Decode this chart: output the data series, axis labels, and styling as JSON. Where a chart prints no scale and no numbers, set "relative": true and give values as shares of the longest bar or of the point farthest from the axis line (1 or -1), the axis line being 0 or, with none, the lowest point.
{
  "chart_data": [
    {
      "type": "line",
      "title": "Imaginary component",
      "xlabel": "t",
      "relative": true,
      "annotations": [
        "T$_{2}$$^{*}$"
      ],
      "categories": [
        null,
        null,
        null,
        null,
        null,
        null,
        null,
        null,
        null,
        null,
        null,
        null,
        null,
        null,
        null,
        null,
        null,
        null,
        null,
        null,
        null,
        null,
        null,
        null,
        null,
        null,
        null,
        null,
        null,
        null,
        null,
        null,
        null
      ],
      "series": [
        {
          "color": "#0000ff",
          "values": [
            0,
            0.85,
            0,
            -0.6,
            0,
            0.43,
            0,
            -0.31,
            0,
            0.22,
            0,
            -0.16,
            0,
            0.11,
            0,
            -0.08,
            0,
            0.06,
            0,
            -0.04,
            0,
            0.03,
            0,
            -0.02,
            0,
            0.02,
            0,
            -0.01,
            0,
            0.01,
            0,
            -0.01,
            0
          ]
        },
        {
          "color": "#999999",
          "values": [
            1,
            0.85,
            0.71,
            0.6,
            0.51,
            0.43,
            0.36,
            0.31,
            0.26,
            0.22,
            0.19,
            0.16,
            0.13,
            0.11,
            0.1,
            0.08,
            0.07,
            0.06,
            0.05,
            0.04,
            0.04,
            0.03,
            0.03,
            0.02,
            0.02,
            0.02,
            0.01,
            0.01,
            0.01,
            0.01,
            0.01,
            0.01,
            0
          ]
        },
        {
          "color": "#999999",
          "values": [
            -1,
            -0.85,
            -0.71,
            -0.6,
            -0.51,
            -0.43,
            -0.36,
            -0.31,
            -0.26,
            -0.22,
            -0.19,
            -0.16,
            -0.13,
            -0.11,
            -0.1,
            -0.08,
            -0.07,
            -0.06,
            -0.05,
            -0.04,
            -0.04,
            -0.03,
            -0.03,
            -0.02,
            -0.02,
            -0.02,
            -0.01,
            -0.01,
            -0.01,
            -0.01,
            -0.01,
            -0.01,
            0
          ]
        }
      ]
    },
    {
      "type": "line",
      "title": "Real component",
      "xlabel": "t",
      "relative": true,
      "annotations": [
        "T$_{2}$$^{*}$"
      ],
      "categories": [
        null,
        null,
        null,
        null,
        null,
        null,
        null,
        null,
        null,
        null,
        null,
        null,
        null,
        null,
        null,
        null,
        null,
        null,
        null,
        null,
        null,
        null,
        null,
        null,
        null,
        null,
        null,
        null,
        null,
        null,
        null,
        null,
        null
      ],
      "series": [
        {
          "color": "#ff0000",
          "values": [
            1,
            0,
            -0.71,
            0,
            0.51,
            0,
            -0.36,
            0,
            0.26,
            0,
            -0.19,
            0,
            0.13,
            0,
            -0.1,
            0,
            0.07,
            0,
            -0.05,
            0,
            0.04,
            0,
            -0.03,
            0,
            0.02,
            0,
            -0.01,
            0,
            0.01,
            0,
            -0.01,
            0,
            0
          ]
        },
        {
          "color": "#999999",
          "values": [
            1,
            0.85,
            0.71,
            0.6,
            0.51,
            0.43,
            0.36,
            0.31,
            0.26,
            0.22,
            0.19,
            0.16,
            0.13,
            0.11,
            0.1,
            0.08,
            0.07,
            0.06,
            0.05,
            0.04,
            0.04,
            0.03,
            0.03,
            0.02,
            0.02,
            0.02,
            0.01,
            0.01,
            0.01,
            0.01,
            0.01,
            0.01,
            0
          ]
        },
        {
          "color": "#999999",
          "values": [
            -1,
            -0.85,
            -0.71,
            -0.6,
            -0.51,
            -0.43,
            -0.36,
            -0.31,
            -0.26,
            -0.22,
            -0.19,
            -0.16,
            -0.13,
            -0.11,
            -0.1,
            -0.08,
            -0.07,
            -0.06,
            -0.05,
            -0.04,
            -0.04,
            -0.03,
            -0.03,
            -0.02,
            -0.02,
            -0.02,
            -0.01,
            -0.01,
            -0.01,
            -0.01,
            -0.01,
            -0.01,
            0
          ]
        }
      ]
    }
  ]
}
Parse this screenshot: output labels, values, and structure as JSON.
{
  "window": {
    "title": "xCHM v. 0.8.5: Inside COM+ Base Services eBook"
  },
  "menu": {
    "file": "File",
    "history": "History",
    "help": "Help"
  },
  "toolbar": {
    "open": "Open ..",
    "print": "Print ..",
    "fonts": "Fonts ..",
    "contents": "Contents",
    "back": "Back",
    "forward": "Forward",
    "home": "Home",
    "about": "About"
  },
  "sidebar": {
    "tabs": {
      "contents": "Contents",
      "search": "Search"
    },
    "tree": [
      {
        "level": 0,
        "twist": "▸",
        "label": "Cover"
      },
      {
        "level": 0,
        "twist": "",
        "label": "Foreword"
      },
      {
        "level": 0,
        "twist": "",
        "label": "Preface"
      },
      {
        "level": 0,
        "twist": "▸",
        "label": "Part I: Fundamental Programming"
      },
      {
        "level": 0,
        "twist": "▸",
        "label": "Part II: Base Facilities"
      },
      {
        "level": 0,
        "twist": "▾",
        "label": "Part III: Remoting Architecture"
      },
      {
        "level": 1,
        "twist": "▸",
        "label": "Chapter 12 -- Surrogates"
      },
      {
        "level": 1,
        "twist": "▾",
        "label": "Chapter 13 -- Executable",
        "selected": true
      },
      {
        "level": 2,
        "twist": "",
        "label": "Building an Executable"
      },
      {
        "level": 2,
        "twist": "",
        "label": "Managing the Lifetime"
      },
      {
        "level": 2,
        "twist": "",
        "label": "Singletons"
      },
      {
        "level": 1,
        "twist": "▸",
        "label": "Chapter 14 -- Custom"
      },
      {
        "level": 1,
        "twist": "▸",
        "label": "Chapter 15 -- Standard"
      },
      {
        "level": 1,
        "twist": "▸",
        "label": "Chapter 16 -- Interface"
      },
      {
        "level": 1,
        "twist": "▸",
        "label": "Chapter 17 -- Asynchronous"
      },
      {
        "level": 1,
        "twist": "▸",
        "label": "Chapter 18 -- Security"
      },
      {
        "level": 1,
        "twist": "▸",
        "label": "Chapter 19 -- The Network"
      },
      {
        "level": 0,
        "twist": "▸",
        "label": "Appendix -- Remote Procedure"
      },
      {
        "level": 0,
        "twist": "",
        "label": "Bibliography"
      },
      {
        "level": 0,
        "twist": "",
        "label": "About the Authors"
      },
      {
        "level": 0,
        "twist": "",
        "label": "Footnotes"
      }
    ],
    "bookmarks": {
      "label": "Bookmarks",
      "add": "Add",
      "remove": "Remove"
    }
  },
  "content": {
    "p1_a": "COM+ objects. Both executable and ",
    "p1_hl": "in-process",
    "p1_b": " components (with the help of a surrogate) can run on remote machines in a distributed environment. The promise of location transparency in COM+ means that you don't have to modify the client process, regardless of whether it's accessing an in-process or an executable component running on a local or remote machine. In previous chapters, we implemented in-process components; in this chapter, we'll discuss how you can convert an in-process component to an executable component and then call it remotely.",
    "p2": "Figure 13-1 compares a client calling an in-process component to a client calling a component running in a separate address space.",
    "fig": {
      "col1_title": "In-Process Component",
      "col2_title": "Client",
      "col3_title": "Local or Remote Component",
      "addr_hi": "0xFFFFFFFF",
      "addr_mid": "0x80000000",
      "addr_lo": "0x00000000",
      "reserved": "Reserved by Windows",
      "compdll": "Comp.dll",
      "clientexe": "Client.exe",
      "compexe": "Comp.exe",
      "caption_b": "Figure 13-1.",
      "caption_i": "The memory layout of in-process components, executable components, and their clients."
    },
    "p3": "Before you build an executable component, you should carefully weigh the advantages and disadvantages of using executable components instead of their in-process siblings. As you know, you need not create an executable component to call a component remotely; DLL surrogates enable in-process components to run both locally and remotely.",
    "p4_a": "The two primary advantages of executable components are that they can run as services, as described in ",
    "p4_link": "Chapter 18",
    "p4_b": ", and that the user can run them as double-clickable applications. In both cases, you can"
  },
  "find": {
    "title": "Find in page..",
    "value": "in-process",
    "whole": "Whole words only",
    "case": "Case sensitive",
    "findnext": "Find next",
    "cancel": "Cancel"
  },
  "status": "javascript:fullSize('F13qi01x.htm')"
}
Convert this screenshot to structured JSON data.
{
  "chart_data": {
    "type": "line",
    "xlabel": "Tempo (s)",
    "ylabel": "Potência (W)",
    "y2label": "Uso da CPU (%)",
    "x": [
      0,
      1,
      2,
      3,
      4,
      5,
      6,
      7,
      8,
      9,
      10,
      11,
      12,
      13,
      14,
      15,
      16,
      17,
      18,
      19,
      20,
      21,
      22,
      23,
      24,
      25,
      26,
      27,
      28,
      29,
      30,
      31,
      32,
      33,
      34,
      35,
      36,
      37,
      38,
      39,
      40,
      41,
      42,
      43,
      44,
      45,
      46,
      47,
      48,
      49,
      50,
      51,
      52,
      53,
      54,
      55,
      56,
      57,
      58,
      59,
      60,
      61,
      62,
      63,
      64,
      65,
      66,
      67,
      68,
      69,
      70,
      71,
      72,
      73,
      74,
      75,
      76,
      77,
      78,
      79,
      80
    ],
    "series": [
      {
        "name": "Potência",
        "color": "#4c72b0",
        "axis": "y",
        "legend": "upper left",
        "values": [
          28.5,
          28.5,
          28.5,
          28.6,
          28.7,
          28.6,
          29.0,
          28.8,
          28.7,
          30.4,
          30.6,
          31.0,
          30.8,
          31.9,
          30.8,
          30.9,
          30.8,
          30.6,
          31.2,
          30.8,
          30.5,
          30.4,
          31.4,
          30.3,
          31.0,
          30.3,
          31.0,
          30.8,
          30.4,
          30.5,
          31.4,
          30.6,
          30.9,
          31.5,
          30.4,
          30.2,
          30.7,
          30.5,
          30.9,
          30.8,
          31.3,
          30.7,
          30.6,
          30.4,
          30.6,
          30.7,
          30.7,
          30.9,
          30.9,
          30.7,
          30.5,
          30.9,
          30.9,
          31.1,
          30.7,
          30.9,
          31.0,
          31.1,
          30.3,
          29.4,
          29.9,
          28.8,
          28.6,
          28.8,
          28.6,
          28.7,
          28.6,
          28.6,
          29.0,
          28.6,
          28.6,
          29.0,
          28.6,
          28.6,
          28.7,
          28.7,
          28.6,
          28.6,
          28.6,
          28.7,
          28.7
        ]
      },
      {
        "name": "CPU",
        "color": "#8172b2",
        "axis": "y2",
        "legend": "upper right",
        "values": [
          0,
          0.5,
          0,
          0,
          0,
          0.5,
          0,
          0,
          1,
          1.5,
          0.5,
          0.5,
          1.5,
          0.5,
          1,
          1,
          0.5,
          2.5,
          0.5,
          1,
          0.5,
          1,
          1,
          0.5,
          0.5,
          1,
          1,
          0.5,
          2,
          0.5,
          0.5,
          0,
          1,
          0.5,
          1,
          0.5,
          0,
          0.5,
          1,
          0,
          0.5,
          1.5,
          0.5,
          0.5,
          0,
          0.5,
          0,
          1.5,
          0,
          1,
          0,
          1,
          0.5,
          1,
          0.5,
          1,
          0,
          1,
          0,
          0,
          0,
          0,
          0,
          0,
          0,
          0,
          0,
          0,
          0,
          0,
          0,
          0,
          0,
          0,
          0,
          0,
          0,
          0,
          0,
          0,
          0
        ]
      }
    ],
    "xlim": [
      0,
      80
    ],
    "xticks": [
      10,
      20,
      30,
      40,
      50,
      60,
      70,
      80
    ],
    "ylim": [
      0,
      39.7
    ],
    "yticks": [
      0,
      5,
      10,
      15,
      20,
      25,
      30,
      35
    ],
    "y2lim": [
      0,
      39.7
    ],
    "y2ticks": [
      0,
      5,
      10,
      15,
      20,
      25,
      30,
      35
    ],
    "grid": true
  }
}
■ ■ ■ ■ ■ ■ ■
### WORK TO BE COMPLETED:
Locate all lines holding the word "Base", then copy them out.

### ANSWER TO THIS TASK:
    "title": "xCHM v. 0.8.5: Inside COM+ Base Services eBook"
        "label": "Part II: Base Facilities"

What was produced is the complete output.